= To be done =
Find every line of the listing below where "Benefits" appears, and copy it.
>> start Available records
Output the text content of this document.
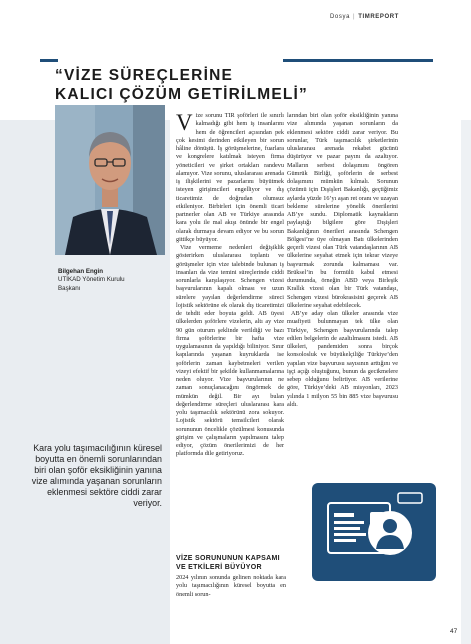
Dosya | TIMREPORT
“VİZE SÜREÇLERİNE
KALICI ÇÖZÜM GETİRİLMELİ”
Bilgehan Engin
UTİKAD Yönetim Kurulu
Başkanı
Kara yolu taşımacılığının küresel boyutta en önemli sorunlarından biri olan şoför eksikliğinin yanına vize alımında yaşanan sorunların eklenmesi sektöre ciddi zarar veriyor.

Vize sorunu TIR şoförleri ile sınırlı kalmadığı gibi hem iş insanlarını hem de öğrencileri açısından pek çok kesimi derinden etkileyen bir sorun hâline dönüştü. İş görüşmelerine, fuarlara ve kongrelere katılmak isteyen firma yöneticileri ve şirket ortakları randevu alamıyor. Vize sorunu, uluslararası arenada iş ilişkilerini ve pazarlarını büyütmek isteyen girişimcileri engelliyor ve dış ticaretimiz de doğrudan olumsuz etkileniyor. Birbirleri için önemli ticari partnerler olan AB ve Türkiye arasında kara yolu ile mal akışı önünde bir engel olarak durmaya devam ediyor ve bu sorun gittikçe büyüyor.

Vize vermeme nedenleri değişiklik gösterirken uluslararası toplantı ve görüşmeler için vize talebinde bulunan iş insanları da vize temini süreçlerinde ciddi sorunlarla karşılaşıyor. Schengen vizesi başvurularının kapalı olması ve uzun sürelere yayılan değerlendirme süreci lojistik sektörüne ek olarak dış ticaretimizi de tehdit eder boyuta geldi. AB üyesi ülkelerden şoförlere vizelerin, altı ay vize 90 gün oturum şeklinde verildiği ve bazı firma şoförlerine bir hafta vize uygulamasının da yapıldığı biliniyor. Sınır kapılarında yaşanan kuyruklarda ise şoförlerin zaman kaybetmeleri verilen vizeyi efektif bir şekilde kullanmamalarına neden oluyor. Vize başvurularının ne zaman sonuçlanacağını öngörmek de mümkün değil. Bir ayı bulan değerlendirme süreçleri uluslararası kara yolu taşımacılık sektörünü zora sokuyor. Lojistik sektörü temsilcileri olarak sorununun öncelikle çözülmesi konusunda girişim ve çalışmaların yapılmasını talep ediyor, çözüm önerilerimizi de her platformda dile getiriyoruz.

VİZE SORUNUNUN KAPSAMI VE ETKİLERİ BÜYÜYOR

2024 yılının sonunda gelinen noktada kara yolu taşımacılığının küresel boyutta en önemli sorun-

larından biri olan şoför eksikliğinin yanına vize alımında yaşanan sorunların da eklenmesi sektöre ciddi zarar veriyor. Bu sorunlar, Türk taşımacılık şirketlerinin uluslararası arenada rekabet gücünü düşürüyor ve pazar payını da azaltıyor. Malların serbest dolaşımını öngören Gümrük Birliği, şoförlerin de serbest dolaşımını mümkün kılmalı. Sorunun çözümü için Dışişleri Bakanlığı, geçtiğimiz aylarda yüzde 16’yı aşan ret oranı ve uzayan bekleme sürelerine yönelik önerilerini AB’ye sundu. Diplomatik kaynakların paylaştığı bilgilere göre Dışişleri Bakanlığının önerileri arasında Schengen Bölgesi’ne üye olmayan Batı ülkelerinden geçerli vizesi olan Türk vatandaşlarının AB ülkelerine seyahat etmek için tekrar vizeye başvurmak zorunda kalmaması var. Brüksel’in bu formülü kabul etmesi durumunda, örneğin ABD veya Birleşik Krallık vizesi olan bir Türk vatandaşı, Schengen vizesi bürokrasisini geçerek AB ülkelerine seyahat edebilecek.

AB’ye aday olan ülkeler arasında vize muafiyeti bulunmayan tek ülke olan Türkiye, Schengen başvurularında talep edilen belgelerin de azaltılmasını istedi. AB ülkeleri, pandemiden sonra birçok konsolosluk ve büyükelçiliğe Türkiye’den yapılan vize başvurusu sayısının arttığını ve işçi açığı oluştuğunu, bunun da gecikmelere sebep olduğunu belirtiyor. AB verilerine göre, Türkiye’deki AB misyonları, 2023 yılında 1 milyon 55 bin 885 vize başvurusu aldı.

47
>> end Available records
>> start Available records
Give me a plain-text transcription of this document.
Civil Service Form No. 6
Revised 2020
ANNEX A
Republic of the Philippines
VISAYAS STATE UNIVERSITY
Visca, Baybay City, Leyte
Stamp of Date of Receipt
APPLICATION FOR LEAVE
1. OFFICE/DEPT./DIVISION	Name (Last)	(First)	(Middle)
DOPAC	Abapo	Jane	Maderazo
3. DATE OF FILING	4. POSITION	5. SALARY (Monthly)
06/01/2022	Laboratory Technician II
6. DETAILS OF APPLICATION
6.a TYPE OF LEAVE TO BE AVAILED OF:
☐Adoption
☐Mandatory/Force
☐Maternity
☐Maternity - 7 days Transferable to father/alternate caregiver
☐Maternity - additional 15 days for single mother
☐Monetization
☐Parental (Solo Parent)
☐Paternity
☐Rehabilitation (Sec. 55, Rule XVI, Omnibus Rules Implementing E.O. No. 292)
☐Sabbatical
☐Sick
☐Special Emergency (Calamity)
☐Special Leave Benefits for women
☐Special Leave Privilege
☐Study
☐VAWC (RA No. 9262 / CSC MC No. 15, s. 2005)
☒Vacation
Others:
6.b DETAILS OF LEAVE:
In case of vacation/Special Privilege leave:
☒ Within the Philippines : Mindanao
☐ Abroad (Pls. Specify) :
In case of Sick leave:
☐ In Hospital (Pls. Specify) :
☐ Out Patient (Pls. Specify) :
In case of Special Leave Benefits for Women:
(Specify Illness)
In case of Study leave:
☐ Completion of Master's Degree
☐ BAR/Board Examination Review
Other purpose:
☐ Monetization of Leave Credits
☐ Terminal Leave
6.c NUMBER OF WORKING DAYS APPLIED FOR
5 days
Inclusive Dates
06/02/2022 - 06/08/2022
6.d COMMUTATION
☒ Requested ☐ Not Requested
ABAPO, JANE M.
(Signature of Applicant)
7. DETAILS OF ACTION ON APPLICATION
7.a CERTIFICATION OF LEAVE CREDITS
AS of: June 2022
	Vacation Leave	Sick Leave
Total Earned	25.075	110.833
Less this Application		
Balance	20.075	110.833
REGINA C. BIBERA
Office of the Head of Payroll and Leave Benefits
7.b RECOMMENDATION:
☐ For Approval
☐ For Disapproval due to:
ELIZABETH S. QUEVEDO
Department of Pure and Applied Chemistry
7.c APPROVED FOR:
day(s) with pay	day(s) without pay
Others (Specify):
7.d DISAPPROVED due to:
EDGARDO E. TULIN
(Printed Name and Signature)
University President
>> end Available records
= Result for this task =
☐Special Leave Benefits for women
In case of Special Leave Benefits for Women:
Office of the Head of Payroll and Leave Benefits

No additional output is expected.